* WRITTEN REQUEST:
Print all of the data exactly as written.
Begin MATERIAL PROVIDED
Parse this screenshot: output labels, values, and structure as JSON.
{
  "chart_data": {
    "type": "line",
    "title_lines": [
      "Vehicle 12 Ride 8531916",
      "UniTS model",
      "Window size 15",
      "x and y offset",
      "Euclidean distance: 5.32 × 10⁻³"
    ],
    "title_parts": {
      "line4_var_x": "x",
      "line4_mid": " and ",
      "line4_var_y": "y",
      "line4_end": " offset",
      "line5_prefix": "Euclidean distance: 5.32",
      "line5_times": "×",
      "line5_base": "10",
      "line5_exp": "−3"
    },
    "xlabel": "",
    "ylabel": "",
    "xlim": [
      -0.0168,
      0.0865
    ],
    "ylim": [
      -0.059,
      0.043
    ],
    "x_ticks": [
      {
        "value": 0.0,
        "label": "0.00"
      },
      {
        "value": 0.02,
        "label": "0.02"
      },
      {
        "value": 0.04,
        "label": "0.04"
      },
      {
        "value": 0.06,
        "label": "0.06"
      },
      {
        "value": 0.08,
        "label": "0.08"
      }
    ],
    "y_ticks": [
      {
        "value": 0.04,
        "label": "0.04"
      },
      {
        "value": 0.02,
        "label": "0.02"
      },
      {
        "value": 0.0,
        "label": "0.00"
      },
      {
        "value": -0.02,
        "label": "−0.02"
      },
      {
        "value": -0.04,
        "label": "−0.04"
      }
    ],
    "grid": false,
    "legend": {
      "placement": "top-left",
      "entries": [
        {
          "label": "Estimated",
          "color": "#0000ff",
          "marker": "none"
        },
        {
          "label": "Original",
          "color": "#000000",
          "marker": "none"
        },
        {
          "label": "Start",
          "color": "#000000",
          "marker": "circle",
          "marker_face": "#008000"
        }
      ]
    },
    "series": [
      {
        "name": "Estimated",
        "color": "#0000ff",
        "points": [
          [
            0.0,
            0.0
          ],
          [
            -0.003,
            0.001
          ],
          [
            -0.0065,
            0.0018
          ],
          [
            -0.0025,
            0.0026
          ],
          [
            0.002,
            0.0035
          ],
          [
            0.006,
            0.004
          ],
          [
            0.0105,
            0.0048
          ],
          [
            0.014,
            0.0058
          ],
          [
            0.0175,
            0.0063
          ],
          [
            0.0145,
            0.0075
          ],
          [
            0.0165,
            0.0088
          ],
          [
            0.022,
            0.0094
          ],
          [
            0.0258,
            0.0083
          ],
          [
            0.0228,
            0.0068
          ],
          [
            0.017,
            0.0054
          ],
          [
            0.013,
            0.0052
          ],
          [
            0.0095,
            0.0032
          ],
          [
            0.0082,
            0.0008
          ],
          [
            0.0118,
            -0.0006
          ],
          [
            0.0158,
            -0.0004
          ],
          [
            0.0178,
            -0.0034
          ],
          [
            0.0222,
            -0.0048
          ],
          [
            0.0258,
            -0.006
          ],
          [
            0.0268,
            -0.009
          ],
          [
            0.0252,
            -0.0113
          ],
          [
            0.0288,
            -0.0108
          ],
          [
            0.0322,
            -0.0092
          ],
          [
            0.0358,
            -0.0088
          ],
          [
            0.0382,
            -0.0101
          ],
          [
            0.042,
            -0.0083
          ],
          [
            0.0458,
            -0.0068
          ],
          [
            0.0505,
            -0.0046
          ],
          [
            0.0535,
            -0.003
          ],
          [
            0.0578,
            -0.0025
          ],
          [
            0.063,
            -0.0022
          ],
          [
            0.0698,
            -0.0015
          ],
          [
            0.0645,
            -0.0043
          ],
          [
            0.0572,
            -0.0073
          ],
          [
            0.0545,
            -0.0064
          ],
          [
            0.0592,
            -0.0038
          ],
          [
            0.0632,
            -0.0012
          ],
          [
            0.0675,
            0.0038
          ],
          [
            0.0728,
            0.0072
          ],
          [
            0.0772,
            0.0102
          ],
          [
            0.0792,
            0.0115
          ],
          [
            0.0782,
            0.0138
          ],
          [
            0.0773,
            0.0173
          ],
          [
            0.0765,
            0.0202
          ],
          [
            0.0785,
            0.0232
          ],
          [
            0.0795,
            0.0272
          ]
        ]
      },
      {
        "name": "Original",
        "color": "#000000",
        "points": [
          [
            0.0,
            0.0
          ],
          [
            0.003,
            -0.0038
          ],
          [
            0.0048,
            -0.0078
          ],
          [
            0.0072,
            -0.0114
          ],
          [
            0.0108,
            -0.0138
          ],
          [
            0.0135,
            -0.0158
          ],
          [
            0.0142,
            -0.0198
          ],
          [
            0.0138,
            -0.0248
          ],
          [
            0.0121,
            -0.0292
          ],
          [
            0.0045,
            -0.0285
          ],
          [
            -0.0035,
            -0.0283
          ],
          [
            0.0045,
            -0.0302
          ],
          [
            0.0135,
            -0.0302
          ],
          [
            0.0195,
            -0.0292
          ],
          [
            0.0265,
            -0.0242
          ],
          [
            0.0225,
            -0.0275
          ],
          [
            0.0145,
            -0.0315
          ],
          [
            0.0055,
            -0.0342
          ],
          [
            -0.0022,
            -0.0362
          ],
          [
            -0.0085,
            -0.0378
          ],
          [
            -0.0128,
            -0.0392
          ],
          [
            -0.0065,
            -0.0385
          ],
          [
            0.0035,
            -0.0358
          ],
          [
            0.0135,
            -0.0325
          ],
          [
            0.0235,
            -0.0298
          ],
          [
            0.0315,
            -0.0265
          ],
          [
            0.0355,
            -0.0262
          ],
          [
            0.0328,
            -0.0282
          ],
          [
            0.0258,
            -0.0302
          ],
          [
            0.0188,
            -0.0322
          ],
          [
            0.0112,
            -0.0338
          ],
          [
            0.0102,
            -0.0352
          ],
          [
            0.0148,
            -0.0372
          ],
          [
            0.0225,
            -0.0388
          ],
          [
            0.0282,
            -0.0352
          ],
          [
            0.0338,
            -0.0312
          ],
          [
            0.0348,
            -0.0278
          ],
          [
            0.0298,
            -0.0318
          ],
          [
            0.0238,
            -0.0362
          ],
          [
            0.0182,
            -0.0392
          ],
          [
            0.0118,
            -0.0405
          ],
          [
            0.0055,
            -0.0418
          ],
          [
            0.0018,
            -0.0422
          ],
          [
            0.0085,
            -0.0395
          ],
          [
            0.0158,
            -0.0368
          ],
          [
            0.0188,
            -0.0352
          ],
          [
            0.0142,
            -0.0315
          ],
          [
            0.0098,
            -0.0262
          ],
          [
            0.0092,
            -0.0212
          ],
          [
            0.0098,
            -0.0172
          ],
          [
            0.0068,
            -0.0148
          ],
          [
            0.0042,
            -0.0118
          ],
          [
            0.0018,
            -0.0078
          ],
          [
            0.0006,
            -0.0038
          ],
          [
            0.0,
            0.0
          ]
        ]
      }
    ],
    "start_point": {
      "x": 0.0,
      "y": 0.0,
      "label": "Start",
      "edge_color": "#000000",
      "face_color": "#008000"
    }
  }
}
End MATERIAL PROVIDED
* SOLUTION TO THIS TASK:
Parse this screenshot: output labels, values, and structure as JSON.
{
  "chart_data": {
    "type": "line",
    "title_lines": [
      "Vehicle 12 Ride 8531916",
      "UniTS model",
      "Window size 15",
      "x and y offset",
      "Euclidean distance: 5.32 × 10⁻³"
    ],
    "title_parts": {
      "line4_var_x": "x",
      "line4_mid": " and ",
      "line4_var_y": "y",
      "line4_end": " offset",
      "line5_prefix": "Euclidean distance: 5.32",
      "line5_times": "×",
      "line5_base": "10",
      "line5_exp": "−3"
    },
    "xlabel": "",
    "ylabel": "",
    "xlim": [
      -0.0168,
      0.0865
    ],
    "ylim": [
      -0.059,
      0.043
    ],
    "x_ticks": [
      {
        "value": 0.0,
        "label": "0.00"
      },
      {
        "value": 0.02,
        "label": "0.02"
      },
      {
        "value": 0.04,
        "label": "0.04"
      },
      {
        "value": 0.06,
        "label": "0.06"
      },
      {
        "value": 0.08,
        "label": "0.08"
      }
    ],
    "y_ticks": [
      {
        "value": 0.04,
        "label": "0.04"
      },
      {
        "value": 0.02,
        "label": "0.02"
      },
      {
        "value": 0.0,
        "label": "0.00"
      },
      {
        "value": -0.02,
        "label": "−0.02"
      },
      {
        "value": -0.04,
        "label": "−0.04"
      }
    ],
    "grid": false,
    "legend": {
      "placement": "top-left",
      "entries": [
        {
          "label": "Estimated",
          "color": "#0000ff",
          "marker": "none"
        },
        {
          "label": "Original",
          "color": "#000000",
          "marker": "none"
        },
        {
          "label": "Start",
          "color": "#000000",
          "marker": "circle",
          "marker_face": "#008000"
        }
      ]
    },
    "series": [
      {
        "name": "Estimated",
        "color": "#0000ff",
        "points": [
          [
            0.0,
            0.0
          ],
          [
            -0.003,
            0.001
          ],
          [
            -0.0065,
            0.0018
          ],
          [
            -0.0025,
            0.0026
          ],
          [
            0.002,
            0.0035
          ],
          [
            0.006,
            0.004
          ],
          [
            0.0105,
            0.0048
          ],
          [
            0.014,
            0.0058
          ],
          [
            0.0175,
            0.0063
          ],
          [
            0.0145,
            0.0075
          ],
          [
            0.0165,
            0.0088
          ],
          [
            0.022,
            0.0094
          ],
          [
            0.0258,
            0.0083
          ],
          [
            0.0228,
            0.0068
          ],
          [
            0.017,
            0.0054
          ],
          [
            0.013,
            0.0052
          ],
          [
            0.0095,
            0.0032
          ],
          [
            0.0082,
            0.0008
          ],
          [
            0.0118,
            -0.0006
          ],
          [
            0.0158,
            -0.0004
          ],
          [
            0.0178,
            -0.0034
          ],
          [
            0.0222,
            -0.0048
          ],
          [
            0.0258,
            -0.006
          ],
          [
            0.0268,
            -0.009
          ],
          [
            0.0252,
            -0.0113
          ],
          [
            0.0288,
            -0.0108
          ],
          [
            0.0322,
            -0.0092
          ],
          [
            0.0358,
            -0.0088
          ],
          [
            0.0382,
            -0.0101
          ],
          [
            0.042,
            -0.0083
          ],
          [
            0.0458,
            -0.0068
          ],
          [
            0.0505,
            -0.0046
          ],
          [
            0.0535,
            -0.003
          ],
          [
            0.0578,
            -0.0025
          ],
          [
            0.063,
            -0.0022
          ],
          [
            0.0698,
            -0.0015
          ],
          [
            0.0645,
            -0.0043
          ],
          [
            0.0572,
            -0.0073
          ],
          [
            0.0545,
            -0.0064
          ],
          [
            0.0592,
            -0.0038
          ],
          [
            0.0632,
            -0.0012
          ],
          [
            0.0675,
            0.0038
          ],
          [
            0.0728,
            0.0072
          ],
          [
            0.0772,
            0.0102
          ],
          [
            0.0792,
            0.0115
          ],
          [
            0.0782,
            0.0138
          ],
          [
            0.0773,
            0.0173
          ],
          [
            0.0765,
            0.0202
          ],
          [
            0.0785,
            0.0232
          ],
          [
            0.0795,
            0.0272
          ]
        ]
      },
      {
        "name": "Original",
        "color": "#000000",
        "points": [
          [
            0.0,
            0.0
          ],
          [
            0.003,
            -0.0038
          ],
          [
            0.0048,
            -0.0078
          ],
          [
            0.0072,
            -0.0114
          ],
          [
            0.0108,
            -0.0138
          ],
          [
            0.0135,
            -0.0158
          ],
          [
            0.0142,
            -0.0198
          ],
          [
            0.0138,
            -0.0248
          ],
          [
            0.0121,
            -0.0292
          ],
          [
            0.0045,
            -0.0285
          ],
          [
            -0.0035,
            -0.0283
          ],
          [
            0.0045,
            -0.0302
          ],
          [
            0.0135,
            -0.0302
          ],
          [
            0.0195,
            -0.0292
          ],
          [
            0.0265,
            -0.0242
          ],
          [
            0.0225,
            -0.0275
          ],
          [
            0.0145,
            -0.0315
          ],
          [
            0.0055,
            -0.0342
          ],
          [
            -0.0022,
            -0.0362
          ],
          [
            -0.0085,
            -0.0378
          ],
          [
            -0.0128,
            -0.0392
          ],
          [
            -0.0065,
            -0.0385
          ],
          [
            0.0035,
            -0.0358
          ],
          [
            0.0135,
            -0.0325
          ],
          [
            0.0235,
            -0.0298
          ],
          [
            0.0315,
            -0.0265
          ],
          [
            0.0355,
            -0.0262
          ],
          [
            0.0328,
            -0.0282
          ],
          [
            0.0258,
            -0.0302
          ],
          [
            0.0188,
            -0.0322
          ],
          [
            0.0112,
            -0.0338
          ],
          [
            0.0102,
            -0.0352
          ],
          [
            0.0148,
            -0.0372
          ],
          [
            0.0225,
            -0.0388
          ],
          [
            0.0282,
            -0.0352
          ],
          [
            0.0338,
            -0.0312
          ],
          [
            0.0348,
            -0.0278
          ],
          [
            0.0298,
            -0.0318
          ],
          [
            0.0238,
            -0.0362
          ],
          [
            0.0182,
            -0.0392
          ],
          [
            0.0118,
            -0.0405
          ],
          [
            0.0055,
            -0.0418
          ],
          [
            0.0018,
            -0.0422
          ],
          [
            0.0085,
            -0.0395
          ],
          [
            0.0158,
            -0.0368
          ],
          [
            0.0188,
            -0.0352
          ],
          [
            0.0142,
            -0.0315
          ],
          [
            0.0098,
            -0.0262
          ],
          [
            0.0092,
            -0.0212
          ],
          [
            0.0098,
            -0.0172
          ],
          [
            0.0068,
            -0.0148
          ],
          [
            0.0042,
            -0.0118
          ],
          [
            0.0018,
            -0.0078
          ],
          [
            0.0006,
            -0.0038
          ],
          [
            0.0,
            0.0
          ]
        ]
      }
    ],
    "start_point": {
      "x": 0.0,
      "y": 0.0,
      "label": "Start",
      "edge_color": "#000000",
      "face_color": "#008000"
    }
  }
}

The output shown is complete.